━━━ 提供テキスト ━━━

里山の野草と花木 宮城県北トレッキング

宮城県北部の山野を歩き回り、季節ごとの草花や果実を撮影し、その特徴や自生地の環境等について記録する。

タコノアシ 赤く色づいた茎 

2017-02-07 | 日記

昨年の2月に、手樽地区の休耕田でタコノアシの群生地を見つけましたが、地上部は
枯草になっていて、「タコの足」らしい草姿が見られませんでした。
秋ならそれらしい姿が見られるだろうと、タイミングを見計らって訪れてみましたが、
まだ早かったようです。ゆで蛸のように真っ赤な姿になるのは、10月中旬でしょうか。

タコノアシは湿地や休耕田で時々見られる希少な植物で、宮城県や千葉県を除く
殆どの都府県が絶滅危惧種に指定しています。宮城県は低湿な土地が多いので、
保護するほどには減少していないのでしょう。




                             二枚とも2016.10.1撮影

タコノアシは群生しても数年で勢いが衰え、やがて消滅するようです。
それは株の寿命なのか、或いは周囲にセイタカアワダチソウやヨシが茂り、環境が
悪化するせいなのかは解りませんが・・・
ところが洪水や土木工事で、土が攪拌されると復活するというのです。
それについて、大手ゼネコンの清水建設が調査・解析し、論文にまとめています。
以下に休耕田の箇所について要約します。

タコノアシの果実は蒴果で、直径は6~7mm、5室に分かれています。
熟すと上側が帽子のように外れて、微小な種子を周囲に散布します。種子は狭卵形で、
長さ0.6mmほど。条件が満たされれば翌春発芽しますが、そうでない場合は土中に
埋まってシードバンク(埋土集団)を形成します。
土の攪拌によって種子が表面に現れると、10~20℃の気温で発芽します。

タコノアシの継続的な生育には、耕起および他種の刈払いが有効です。

━━━ 提供データ ━━━

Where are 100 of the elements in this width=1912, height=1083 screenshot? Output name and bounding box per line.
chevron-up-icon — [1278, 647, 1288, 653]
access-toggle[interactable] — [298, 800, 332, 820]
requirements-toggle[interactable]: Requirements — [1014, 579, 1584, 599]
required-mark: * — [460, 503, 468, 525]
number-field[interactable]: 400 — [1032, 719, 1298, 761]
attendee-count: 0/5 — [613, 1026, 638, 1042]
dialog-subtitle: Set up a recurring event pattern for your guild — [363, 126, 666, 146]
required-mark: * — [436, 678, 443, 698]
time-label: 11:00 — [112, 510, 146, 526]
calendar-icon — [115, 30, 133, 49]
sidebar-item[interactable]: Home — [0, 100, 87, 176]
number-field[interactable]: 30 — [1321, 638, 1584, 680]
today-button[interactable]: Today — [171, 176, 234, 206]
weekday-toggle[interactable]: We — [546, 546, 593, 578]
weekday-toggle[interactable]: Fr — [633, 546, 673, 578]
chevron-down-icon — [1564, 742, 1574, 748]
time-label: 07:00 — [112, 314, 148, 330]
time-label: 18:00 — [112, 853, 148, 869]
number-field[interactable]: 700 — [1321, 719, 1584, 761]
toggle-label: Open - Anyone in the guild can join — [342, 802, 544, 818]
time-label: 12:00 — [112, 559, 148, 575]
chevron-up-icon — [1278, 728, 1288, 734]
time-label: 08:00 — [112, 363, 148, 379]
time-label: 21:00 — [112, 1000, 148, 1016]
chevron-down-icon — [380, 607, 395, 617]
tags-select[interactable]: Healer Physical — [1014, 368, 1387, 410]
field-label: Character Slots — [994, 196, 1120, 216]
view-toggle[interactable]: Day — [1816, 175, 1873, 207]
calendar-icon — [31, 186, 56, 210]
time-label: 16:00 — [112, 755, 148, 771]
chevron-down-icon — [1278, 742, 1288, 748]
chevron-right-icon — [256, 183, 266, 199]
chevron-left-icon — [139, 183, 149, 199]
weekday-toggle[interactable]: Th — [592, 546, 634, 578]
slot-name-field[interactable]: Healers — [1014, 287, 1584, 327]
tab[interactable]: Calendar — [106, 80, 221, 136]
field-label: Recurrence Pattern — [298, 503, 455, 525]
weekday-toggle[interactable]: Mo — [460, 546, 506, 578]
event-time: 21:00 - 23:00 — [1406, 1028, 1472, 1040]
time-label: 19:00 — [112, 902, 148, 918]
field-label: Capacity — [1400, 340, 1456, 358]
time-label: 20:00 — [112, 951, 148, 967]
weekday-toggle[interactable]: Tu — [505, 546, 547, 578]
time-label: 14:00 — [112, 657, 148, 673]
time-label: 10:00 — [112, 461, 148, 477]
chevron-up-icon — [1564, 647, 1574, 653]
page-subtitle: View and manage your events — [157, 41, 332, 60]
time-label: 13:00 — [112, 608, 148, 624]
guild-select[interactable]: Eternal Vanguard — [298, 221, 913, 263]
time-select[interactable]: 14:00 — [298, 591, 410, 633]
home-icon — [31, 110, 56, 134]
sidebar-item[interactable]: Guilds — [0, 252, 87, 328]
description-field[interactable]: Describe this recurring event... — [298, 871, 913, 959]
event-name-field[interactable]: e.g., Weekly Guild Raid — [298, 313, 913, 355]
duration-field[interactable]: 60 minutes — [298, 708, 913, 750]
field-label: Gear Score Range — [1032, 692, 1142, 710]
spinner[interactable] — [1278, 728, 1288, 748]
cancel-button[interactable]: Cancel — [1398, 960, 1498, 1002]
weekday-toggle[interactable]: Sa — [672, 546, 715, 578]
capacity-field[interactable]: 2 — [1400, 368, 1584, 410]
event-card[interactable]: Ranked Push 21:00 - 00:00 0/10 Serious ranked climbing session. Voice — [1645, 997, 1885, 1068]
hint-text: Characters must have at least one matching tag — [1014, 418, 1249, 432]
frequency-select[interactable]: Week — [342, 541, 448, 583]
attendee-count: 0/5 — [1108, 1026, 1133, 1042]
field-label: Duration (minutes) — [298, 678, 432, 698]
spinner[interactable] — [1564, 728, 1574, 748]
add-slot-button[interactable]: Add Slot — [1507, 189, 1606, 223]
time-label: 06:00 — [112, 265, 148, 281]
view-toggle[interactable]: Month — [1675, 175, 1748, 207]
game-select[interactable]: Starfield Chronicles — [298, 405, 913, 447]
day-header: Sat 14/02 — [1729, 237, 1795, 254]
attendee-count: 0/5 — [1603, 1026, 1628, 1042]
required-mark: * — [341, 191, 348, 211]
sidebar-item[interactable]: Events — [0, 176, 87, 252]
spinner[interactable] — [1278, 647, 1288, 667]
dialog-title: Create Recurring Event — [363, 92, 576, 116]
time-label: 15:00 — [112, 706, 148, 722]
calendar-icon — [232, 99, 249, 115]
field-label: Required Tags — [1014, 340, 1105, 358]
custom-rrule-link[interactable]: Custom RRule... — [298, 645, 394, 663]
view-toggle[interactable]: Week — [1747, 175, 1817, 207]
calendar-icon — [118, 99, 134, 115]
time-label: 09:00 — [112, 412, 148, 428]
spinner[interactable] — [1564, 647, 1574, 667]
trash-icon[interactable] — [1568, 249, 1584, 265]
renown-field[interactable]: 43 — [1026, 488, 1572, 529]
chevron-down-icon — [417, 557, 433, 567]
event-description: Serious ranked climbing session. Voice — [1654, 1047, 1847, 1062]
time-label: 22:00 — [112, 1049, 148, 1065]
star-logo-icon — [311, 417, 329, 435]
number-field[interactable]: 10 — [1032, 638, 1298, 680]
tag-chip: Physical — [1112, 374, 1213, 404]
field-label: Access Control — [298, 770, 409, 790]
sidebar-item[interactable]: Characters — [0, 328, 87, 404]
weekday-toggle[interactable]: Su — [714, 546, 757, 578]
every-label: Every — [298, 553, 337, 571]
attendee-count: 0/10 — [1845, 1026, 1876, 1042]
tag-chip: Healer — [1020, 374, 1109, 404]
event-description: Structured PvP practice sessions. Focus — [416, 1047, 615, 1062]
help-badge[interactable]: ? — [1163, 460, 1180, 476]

━━━

> _作業の依頼 A_: タコノアシの文章に名前が出てくる植物を、すべて挙げてください。
> _作業の依頼 B_: タコノアシの文章を、最後の文のあとから書き続けてください。

> _期待される答え A_:
タコノアシ
セイタカアワダチソウ
ヨシ

> _期待される答え B_:
また管理が放棄されると、ほとんどの場合で2~3年内にタコノアシは消失します。
このことは、タコノアシ以外の植物により遷移が進むと、タコノアシが減少すること
を示しており、タコノアシが攪乱依存種であり、遷移の初期に出現する種である
ことを示唆しています。


 タコノアシの種子の拡大写真〈フグさんの雑記帳より〉


                                 2016.10.1撮影

ユキノシタ科 タコノアシ属の多年草で、本州~九州に分布する。
河川敷や湿地、水田跡などの水辺に自生し、草丈は30~100cm。
地下茎で増殖するとともに、種子繁殖もする。
地下茎はあまり枝分かれせず、1本の茎から数本が形成される程度。
地上茎は分枝せず直立し、やや株立ちとなって疎な群落を作る。
葉は互生し、葉身は披針形で長さ6~11cm、幅5~12mmで、無毛。
縁には細鋸歯があり、基部はくさび形でほとんど無柄。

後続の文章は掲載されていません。